# Direction
Report how many lines hold the word "this"; give nothing but the number.

# Items
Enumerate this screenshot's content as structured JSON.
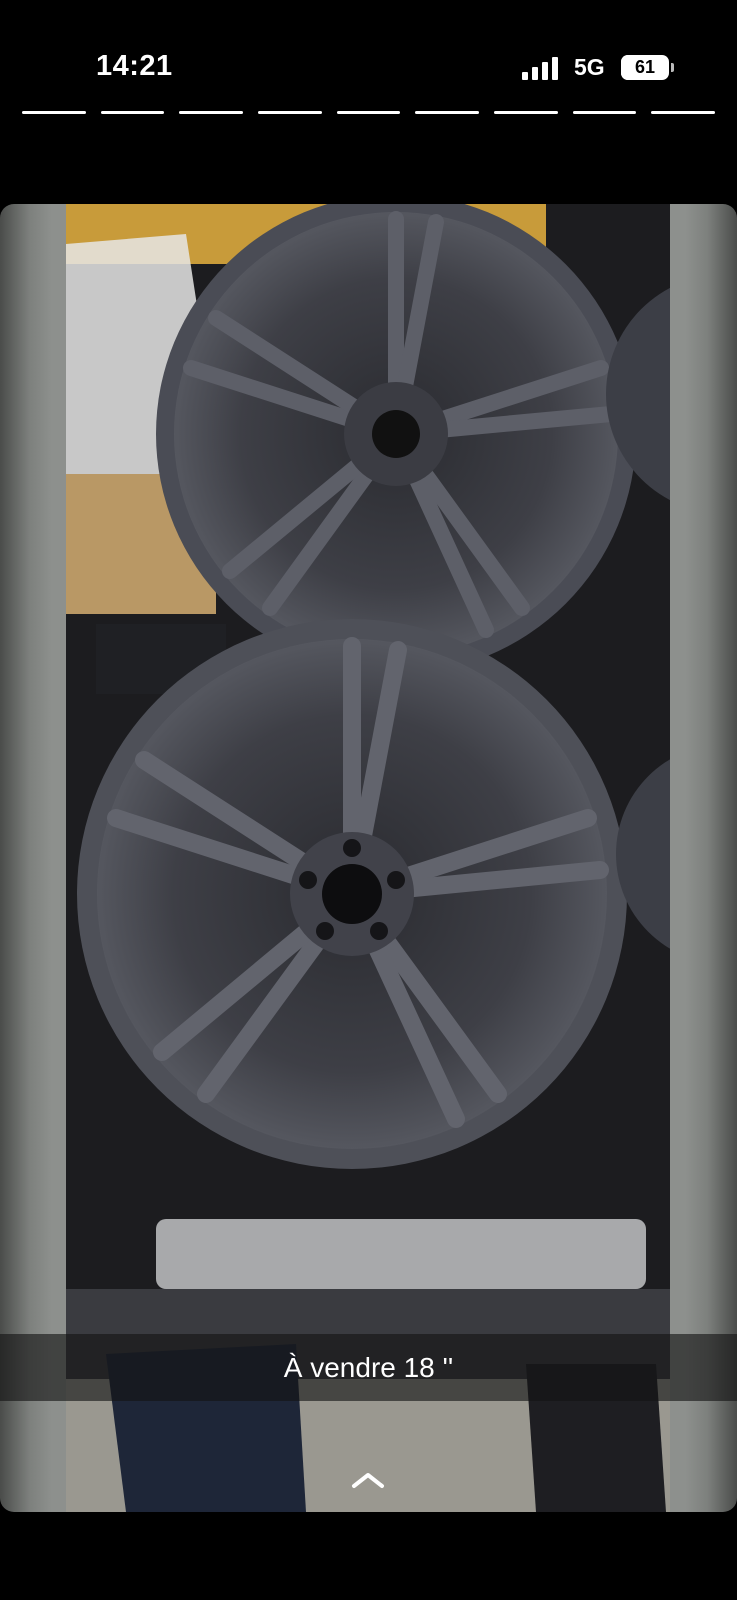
{
  "status_bar": {
    "time": "14:21",
    "network": "5G",
    "battery": "61",
    "battery_level": 0.61,
    "signal_bars": 4
  },
  "story": {
    "segments_total": 9,
    "segments_seen": 9,
    "caption": "À vendre 18 ''"
  },
  "colors": {
    "background": "#000000",
    "caption_overlay": "rgba(20,20,20,0.62)",
    "progress_active": "#ffffff"
  },
  "icons": {
    "signal": "cellular-signal-icon",
    "battery": "battery-icon",
    "swipe_up": "chevron-up-icon"
  }
}
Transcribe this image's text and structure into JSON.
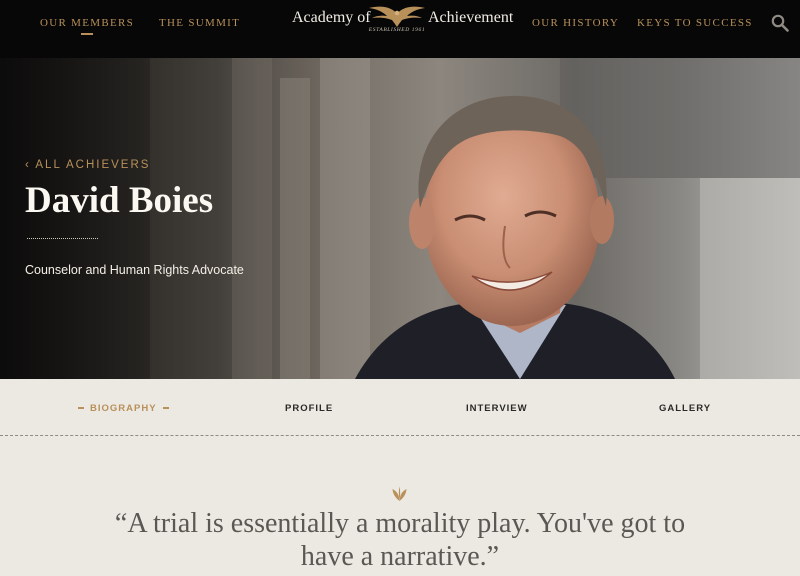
{
  "header": {
    "nav_left": [
      {
        "label": "OUR MEMBERS",
        "active": true
      },
      {
        "label": "THE SUMMIT",
        "active": false
      }
    ],
    "logo": {
      "left": "Academy of",
      "right": "Achievement",
      "established": "ESTABLISHED 1961",
      "icon": "eagle-icon"
    },
    "nav_right": [
      {
        "label": "OUR HISTORY"
      },
      {
        "label": "KEYS TO SUCCESS"
      }
    ],
    "search_icon": "search-icon"
  },
  "hero": {
    "back_icon": "chevron-left-icon",
    "back_label": "ALL ACHIEVERS",
    "name": "David Boies",
    "subtitle": "Counselor and Human Rights Advocate"
  },
  "subnav": {
    "tabs": [
      {
        "label": "BIOGRAPHY",
        "active": true
      },
      {
        "label": "PROFILE",
        "active": false
      },
      {
        "label": "INTERVIEW",
        "active": false
      },
      {
        "label": "GALLERY",
        "active": false
      }
    ]
  },
  "quote": {
    "icon": "leaf-icon",
    "text": "“A trial is essentially a morality play. You've got to have a narrative.”"
  },
  "colors": {
    "accent": "#b8905a",
    "topbar": "#070707",
    "page_bg": "#ece9e3",
    "quote_text": "#5b5854"
  }
}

# Right answer
2